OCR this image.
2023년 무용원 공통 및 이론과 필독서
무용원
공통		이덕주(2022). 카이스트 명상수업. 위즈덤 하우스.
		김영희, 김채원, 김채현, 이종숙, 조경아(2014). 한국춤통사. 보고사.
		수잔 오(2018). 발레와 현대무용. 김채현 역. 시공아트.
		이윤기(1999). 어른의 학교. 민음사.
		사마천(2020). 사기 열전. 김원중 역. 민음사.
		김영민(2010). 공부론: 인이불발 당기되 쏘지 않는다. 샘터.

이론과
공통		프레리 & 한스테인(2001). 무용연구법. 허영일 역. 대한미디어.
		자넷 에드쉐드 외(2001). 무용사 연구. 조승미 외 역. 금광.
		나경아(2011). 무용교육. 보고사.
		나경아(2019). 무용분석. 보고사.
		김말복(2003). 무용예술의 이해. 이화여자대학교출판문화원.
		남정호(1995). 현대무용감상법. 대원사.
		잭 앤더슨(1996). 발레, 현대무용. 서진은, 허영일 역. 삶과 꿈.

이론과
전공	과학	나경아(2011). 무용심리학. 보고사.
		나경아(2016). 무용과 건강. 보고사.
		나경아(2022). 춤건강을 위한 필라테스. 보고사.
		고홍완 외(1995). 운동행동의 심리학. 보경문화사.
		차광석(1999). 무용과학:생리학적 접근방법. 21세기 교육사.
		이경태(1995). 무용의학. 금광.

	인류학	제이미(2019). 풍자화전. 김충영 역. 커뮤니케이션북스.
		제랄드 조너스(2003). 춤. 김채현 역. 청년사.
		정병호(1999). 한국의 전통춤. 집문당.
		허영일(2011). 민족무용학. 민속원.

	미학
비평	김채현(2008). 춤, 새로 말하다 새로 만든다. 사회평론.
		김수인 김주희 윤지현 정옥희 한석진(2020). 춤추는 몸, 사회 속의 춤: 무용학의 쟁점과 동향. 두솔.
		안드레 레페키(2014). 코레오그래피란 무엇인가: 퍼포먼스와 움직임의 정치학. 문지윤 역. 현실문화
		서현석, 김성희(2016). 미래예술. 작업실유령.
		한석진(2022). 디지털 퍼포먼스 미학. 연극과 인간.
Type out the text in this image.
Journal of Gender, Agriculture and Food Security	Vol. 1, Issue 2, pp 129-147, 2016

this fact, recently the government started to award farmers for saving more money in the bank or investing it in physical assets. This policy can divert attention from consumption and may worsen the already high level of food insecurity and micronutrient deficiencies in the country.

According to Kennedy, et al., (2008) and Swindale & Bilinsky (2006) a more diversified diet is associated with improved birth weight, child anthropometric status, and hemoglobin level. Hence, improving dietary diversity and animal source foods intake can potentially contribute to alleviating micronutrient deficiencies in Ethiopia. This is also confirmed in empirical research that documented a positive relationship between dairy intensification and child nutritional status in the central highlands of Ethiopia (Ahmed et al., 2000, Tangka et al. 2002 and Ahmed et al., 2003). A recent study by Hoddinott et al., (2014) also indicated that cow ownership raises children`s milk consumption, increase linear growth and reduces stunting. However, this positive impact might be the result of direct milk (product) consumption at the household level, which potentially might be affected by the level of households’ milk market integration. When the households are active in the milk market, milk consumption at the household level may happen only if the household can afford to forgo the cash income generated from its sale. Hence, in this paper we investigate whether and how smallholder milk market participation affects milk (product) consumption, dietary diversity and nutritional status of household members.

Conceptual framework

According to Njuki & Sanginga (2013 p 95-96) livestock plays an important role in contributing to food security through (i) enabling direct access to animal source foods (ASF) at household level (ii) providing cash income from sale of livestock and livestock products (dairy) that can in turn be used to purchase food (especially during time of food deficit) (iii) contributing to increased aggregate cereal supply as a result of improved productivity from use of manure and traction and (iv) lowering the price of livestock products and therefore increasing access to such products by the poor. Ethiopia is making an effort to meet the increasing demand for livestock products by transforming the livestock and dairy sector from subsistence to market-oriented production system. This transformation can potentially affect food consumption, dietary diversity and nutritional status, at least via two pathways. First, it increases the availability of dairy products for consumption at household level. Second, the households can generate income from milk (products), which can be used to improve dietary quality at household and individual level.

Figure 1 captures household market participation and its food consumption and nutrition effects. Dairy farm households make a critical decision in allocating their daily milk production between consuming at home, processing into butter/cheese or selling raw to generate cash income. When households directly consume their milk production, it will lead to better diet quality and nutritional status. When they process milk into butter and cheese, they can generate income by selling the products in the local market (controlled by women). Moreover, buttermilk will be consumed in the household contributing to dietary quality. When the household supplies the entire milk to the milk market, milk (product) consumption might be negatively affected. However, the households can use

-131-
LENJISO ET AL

Written request
Filter the records above and return every line that holds the word "image".

Task solution
OCR this image.
Type out the text in this image.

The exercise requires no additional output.